Directions
Transcribe every record that appears below, exactly and in full.

==============================

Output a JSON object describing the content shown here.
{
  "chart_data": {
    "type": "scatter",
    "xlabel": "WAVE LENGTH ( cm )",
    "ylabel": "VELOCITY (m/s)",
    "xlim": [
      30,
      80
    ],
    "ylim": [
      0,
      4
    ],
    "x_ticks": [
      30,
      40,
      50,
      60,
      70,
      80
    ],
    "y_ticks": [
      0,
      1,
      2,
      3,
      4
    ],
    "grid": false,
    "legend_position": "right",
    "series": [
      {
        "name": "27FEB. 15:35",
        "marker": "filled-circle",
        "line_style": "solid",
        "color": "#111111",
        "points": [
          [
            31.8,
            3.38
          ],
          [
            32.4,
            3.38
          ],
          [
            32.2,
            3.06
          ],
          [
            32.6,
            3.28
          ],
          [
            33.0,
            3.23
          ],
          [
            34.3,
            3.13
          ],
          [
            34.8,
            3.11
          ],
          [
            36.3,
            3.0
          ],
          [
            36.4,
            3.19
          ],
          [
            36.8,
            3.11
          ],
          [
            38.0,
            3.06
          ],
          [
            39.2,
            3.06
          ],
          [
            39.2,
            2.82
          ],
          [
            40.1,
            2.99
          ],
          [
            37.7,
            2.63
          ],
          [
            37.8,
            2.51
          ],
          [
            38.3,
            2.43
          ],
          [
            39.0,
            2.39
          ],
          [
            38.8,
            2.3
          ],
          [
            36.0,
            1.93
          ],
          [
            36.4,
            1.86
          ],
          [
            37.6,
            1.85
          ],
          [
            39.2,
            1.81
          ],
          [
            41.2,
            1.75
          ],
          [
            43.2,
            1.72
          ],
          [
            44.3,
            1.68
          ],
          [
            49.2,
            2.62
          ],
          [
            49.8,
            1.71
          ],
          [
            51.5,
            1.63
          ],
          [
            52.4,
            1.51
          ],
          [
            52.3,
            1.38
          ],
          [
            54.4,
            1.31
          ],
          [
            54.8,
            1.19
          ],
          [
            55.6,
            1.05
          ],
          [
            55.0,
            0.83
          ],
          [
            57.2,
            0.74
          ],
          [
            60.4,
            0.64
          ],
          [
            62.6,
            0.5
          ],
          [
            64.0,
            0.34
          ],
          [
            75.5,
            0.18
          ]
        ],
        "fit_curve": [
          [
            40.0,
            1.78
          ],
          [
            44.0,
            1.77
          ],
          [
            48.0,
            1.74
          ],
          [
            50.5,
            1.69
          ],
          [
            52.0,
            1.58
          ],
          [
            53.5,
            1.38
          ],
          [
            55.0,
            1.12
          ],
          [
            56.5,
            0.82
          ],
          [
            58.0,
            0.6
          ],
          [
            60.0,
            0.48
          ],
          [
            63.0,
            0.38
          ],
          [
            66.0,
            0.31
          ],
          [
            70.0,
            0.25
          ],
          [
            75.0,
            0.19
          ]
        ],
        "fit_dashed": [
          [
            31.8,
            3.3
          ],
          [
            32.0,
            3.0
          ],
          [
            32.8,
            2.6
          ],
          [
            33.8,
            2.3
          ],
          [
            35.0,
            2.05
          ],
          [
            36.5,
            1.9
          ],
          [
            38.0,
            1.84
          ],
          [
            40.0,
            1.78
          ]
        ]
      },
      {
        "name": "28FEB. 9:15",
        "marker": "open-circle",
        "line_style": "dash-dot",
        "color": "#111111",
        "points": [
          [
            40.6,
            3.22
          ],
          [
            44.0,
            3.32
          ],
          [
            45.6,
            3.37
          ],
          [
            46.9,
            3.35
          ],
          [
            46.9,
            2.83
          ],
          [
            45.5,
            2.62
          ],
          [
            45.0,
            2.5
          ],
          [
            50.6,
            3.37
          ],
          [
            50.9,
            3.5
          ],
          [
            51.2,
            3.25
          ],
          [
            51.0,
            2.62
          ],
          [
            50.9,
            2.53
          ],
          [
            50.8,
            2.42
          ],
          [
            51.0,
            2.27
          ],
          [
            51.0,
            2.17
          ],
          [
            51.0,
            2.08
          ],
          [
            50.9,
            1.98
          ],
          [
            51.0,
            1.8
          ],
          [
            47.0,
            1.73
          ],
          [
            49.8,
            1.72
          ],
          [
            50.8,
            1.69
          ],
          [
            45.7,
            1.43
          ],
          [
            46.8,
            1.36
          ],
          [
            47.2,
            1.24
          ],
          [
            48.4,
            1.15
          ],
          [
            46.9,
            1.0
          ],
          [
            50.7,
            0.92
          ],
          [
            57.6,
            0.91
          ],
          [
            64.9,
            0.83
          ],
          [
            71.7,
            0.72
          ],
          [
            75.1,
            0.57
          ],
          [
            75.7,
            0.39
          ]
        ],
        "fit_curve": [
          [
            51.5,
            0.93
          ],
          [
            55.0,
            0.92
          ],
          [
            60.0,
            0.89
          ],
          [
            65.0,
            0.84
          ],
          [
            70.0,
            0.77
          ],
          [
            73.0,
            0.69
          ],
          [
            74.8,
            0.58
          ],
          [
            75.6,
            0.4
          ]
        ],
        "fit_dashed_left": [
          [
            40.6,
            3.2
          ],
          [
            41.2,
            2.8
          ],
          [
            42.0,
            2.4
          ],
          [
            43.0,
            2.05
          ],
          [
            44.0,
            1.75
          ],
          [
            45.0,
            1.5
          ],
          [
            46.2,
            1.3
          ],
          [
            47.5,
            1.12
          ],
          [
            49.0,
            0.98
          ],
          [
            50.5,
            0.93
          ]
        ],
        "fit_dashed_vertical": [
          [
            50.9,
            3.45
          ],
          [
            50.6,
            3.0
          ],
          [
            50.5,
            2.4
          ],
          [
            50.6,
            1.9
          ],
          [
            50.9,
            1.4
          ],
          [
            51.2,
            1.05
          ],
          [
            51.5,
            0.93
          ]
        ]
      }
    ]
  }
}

==============================

Exercise solution
Output a JSON object describing the content shown here.
{
  "chart_data": {
    "type": "scatter",
    "xlabel": "WAVE LENGTH ( cm )",
    "ylabel": "VELOCITY (m/s)",
    "xlim": [
      30,
      80
    ],
    "ylim": [
      0,
      4
    ],
    "x_ticks": [
      30,
      40,
      50,
      60,
      70,
      80
    ],
    "y_ticks": [
      0,
      1,
      2,
      3,
      4
    ],
    "grid": false,
    "legend_position": "right",
    "series": [
      {
        "name": "27FEB. 15:35",
        "marker": "filled-circle",
        "line_style": "solid",
        "color": "#111111",
        "points": [
          [
            31.8,
            3.38
          ],
          [
            32.4,
            3.38
          ],
          [
            32.2,
            3.06
          ],
          [
            32.6,
            3.28
          ],
          [
            33.0,
            3.23
          ],
          [
            34.3,
            3.13
          ],
          [
            34.8,
            3.11
          ],
          [
            36.3,
            3.0
          ],
          [
            36.4,
            3.19
          ],
          [
            36.8,
            3.11
          ],
          [
            38.0,
            3.06
          ],
          [
            39.2,
            3.06
          ],
          [
            39.2,
            2.82
          ],
          [
            40.1,
            2.99
          ],
          [
            37.7,
            2.63
          ],
          [
            37.8,
            2.51
          ],
          [
            38.3,
            2.43
          ],
          [
            39.0,
            2.39
          ],
          [
            38.8,
            2.3
          ],
          [
            36.0,
            1.93
          ],
          [
            36.4,
            1.86
          ],
          [
            37.6,
            1.85
          ],
          [
            39.2,
            1.81
          ],
          [
            41.2,
            1.75
          ],
          [
            43.2,
            1.72
          ],
          [
            44.3,
            1.68
          ],
          [
            49.2,
            2.62
          ],
          [
            49.8,
            1.71
          ],
          [
            51.5,
            1.63
          ],
          [
            52.4,
            1.51
          ],
          [
            52.3,
            1.38
          ],
          [
            54.4,
            1.31
          ],
          [
            54.8,
            1.19
          ],
          [
            55.6,
            1.05
          ],
          [
            55.0,
            0.83
          ],
          [
            57.2,
            0.74
          ],
          [
            60.4,
            0.64
          ],
          [
            62.6,
            0.5
          ],
          [
            64.0,
            0.34
          ],
          [
            75.5,
            0.18
          ]
        ],
        "fit_curve": [
          [
            40.0,
            1.78
          ],
          [
            44.0,
            1.77
          ],
          [
            48.0,
            1.74
          ],
          [
            50.5,
            1.69
          ],
          [
            52.0,
            1.58
          ],
          [
            53.5,
            1.38
          ],
          [
            55.0,
            1.12
          ],
          [
            56.5,
            0.82
          ],
          [
            58.0,
            0.6
          ],
          [
            60.0,
            0.48
          ],
          [
            63.0,
            0.38
          ],
          [
            66.0,
            0.31
          ],
          [
            70.0,
            0.25
          ],
          [
            75.0,
            0.19
          ]
        ],
        "fit_dashed": [
          [
            31.8,
            3.3
          ],
          [
            32.0,
            3.0
          ],
          [
            32.8,
            2.6
          ],
          [
            33.8,
            2.3
          ],
          [
            35.0,
            2.05
          ],
          [
            36.5,
            1.9
          ],
          [
            38.0,
            1.84
          ],
          [
            40.0,
            1.78
          ]
        ]
      },
      {
        "name": "28FEB. 9:15",
        "marker": "open-circle",
        "line_style": "dash-dot",
        "color": "#111111",
        "points": [
          [
            40.6,
            3.22
          ],
          [
            44.0,
            3.32
          ],
          [
            45.6,
            3.37
          ],
          [
            46.9,
            3.35
          ],
          [
            46.9,
            2.83
          ],
          [
            45.5,
            2.62
          ],
          [
            45.0,
            2.5
          ],
          [
            50.6,
            3.37
          ],
          [
            50.9,
            3.5
          ],
          [
            51.2,
            3.25
          ],
          [
            51.0,
            2.62
          ],
          [
            50.9,
            2.53
          ],
          [
            50.8,
            2.42
          ],
          [
            51.0,
            2.27
          ],
          [
            51.0,
            2.17
          ],
          [
            51.0,
            2.08
          ],
          [
            50.9,
            1.98
          ],
          [
            51.0,
            1.8
          ],
          [
            47.0,
            1.73
          ],
          [
            49.8,
            1.72
          ],
          [
            50.8,
            1.69
          ],
          [
            45.7,
            1.43
          ],
          [
            46.8,
            1.36
          ],
          [
            47.2,
            1.24
          ],
          [
            48.4,
            1.15
          ],
          [
            46.9,
            1.0
          ],
          [
            50.7,
            0.92
          ],
          [
            57.6,
            0.91
          ],
          [
            64.9,
            0.83
          ],
          [
            71.7,
            0.72
          ],
          [
            75.1,
            0.57
          ],
          [
            75.7,
            0.39
          ]
        ],
        "fit_curve": [
          [
            51.5,
            0.93
          ],
          [
            55.0,
            0.92
          ],
          [
            60.0,
            0.89
          ],
          [
            65.0,
            0.84
          ],
          [
            70.0,
            0.77
          ],
          [
            73.0,
            0.69
          ],
          [
            74.8,
            0.58
          ],
          [
            75.6,
            0.4
          ]
        ],
        "fit_dashed_left": [
          [
            40.6,
            3.2
          ],
          [
            41.2,
            2.8
          ],
          [
            42.0,
            2.4
          ],
          [
            43.0,
            2.05
          ],
          [
            44.0,
            1.75
          ],
          [
            45.0,
            1.5
          ],
          [
            46.2,
            1.3
          ],
          [
            47.5,
            1.12
          ],
          [
            49.0,
            0.98
          ],
          [
            50.5,
            0.93
          ]
        ],
        "fit_dashed_vertical": [
          [
            50.9,
            3.45
          ],
          [
            50.6,
            3.0
          ],
          [
            50.5,
            2.4
          ],
          [
            50.6,
            1.9
          ],
          [
            50.9,
            1.4
          ],
          [
            51.2,
            1.05
          ],
          [
            51.5,
            0.93
          ]
        ]
      }
    ]
  }
}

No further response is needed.